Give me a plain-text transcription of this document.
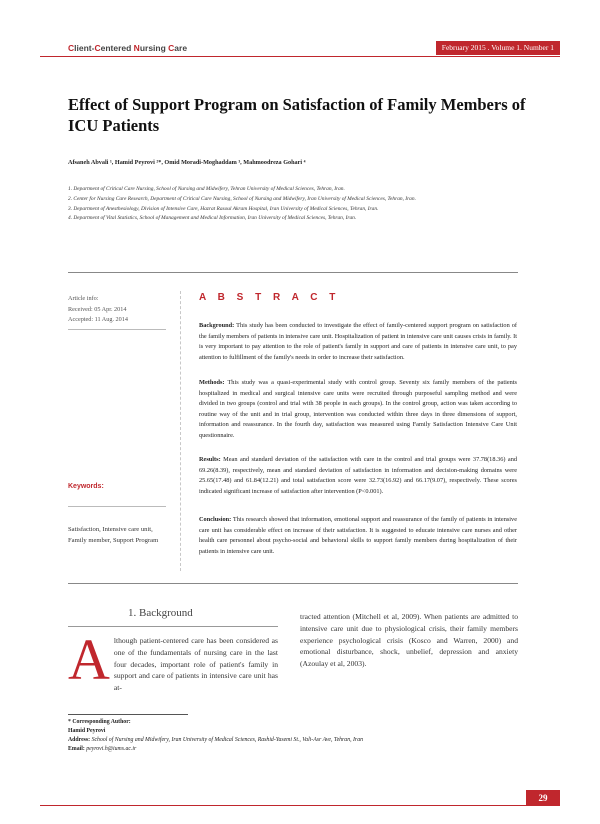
Client-Centered Nursing Care	February 2015 . Volume 1. Number 1
Effect of Support Program on Satisfaction of Family Members of ICU Patients
Afsaneh Abvali ¹, Hamid Peyrovi ²*, Omid Moradi-Moghaddam ³, Mahmoodreza Gohari ⁴
1. Department of Critical Care Nursing, School of Nursing and Midwifery, Tehran University of Medical Sciences, Tehran, Iran.
2. Center for Nursing Care Research, Department of Critical Care Nursing, School of Nursing and Midwifery, Iran University of Medical Sciences, Tehran, Iran.
3. Department of Anesthesiology, Division of Intensive Care, Hazrat Rasoul Akram Hospital, Iran University of Medical Sciences, Tehran, Iran.
4. Department of Vital Statistics, School of Management and Medical Information, Iran University of Medical Sciences, Tehran, Iran.
Article info:
Received: 05 Apr. 2014
Accepted: 11 Aug. 2014
Keywords:
Satisfaction, Intensive care unit, Family member, Support Program
A B S T R A C T
Background: This study has been conducted to investigate the effect of family-centered support program on satisfaction of the family members of patients in intensive care unit. Hospitalization of patient in intensive care unit causes crisis in family. It is very important to pay attention to the role of patient's family in support and care of patients in intensive care unit, to pay attention to fulfillment of the family's needs in order to increase their satisfaction.
Methods: This study was a quasi-experimental study with control group. Seventy six family members of the patients hospitalized in medical and surgical intensive care units were recruited through purposeful sampling method and were divided in two groups (control and trial with 38 people in each groups). In the control group, action was taken according to routine way of the unit and in trial group, intervention was conducted within three days in three dimensions of support, information and reassurance. In the fourth day, satisfaction was measured using Family Satisfaction Intensive Care Unit questionnaire.
Results: Mean and standard deviation of the satisfaction with care in the control and trial groups were 37.78(18.36) and 69.26(8.39), respectively, mean and standard deviation of satisfaction in information and decision-making domains were 25.65(17.48) and 61.84(12.21) and total satisfaction score were 32.73(16.92) and 66.17(9.07), respectively. These scores indicated significant increase of satisfaction after intervention (P<0.001).
Conclusion: This research showed that information, emotional support and reassurance of the family of patients in intensive care unit has considerable effect on increase of their satisfaction. It is suggested to educate intensive care nurses and other health care personnel about psycho-social and behavioral skills to support family members during hospitalization of their patients in intensive care unit.
1. Background
Although patient-centered care has been considered as one of the fundamentals of nursing care in the last four decades, important role of patient's family in support and care of patients in intensive care unit has at-
tracted attention (Mitchell et al, 2009). When patients are admitted to intensive care unit due to physiological crisis, their family members experience psychological crisis (Kosco and Warren, 2000) and emotional disturbance, shock, unbelief, depression and anxiety (Azoulay et al, 2003).
* Corresponding Author:
Hamid Peyrovi
Address: School of Nursing and Midwifery, Iran University of Medical Sciences, Rashid-Yasemi St., Vali-Asr Ave, Tehran, Iran
Email: peyrovi.h@iums.ac.ir
29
*****
● **Problem to solve**:
Pictures in the records should not appear in your copy, but everything else must be transcribed exactly.

● **Solution for this task**:
Give me a plain-text transcription of this document.
Client-Centered Nursing Care	February 2015 . Volume 1. Number 1
Effect of Support Program on Satisfaction of Family Members of ICU Patients
Afsaneh Abvali ¹, Hamid Peyrovi ²*, Omid Moradi-Moghaddam ³, Mahmoodreza Gohari ⁴
1. Department of Critical Care Nursing, School of Nursing and Midwifery, Tehran University of Medical Sciences, Tehran, Iran.
2. Center for Nursing Care Research, Department of Critical Care Nursing, School of Nursing and Midwifery, Iran University of Medical Sciences, Tehran, Iran.
3. Department of Anesthesiology, Division of Intensive Care, Hazrat Rasoul Akram Hospital, Iran University of Medical Sciences, Tehran, Iran.
4. Department of Vital Statistics, School of Management and Medical Information, Iran University of Medical Sciences, Tehran, Iran.
Article info:
Received: 05 Apr. 2014
Accepted: 11 Aug. 2014
Keywords:
Satisfaction, Intensive care unit, Family member, Support Program
A B S T R A C T
Background: This study has been conducted to investigate the effect of family-centered support program on satisfaction of the family members of patients in intensive care unit. Hospitalization of patient in intensive care unit causes crisis in family. It is very important to pay attention to the role of patient's family in support and care of patients in intensive care unit, to pay attention to fulfillment of the family's needs in order to increase their satisfaction.
Methods: This study was a quasi-experimental study with control group. Seventy six family members of the patients hospitalized in medical and surgical intensive care units were recruited through purposeful sampling method and were divided in two groups (control and trial with 38 people in each groups). In the control group, action was taken according to routine way of the unit and in trial group, intervention was conducted within three days in three dimensions of support, information and reassurance. In the fourth day, satisfaction was measured using Family Satisfaction Intensive Care Unit questionnaire.
Results: Mean and standard deviation of the satisfaction with care in the control and trial groups were 37.78(18.36) and 69.26(8.39), respectively, mean and standard deviation of satisfaction in information and decision-making domains were 25.65(17.48) and 61.84(12.21) and total satisfaction score were 32.73(16.92) and 66.17(9.07), respectively. These scores indicated significant increase of satisfaction after intervention (P<0.001).
Conclusion: This research showed that information, emotional support and reassurance of the family of patients in intensive care unit has considerable effect on increase of their satisfaction. It is suggested to educate intensive care nurses and other health care personnel about psycho-social and behavioral skills to support family members during hospitalization of their patients in intensive care unit.
1. Background
Although patient-centered care has been considered as one of the fundamentals of nursing care in the last four decades, important role of patient's family in support and care of patients in intensive care unit has at-
tracted attention (Mitchell et al, 2009). When patients are admitted to intensive care unit due to physiological crisis, their family members experience psychological crisis (Kosco and Warren, 2000) and emotional disturbance, shock, unbelief, depression and anxiety (Azoulay et al, 2003).
* Corresponding Author:
Hamid Peyrovi
Address: School of Nursing and Midwifery, Iran University of Medical Sciences, Rashid-Yasemi St., Vali-Asr Ave, Tehran, Iran
Email: peyrovi.h@iums.ac.ir
29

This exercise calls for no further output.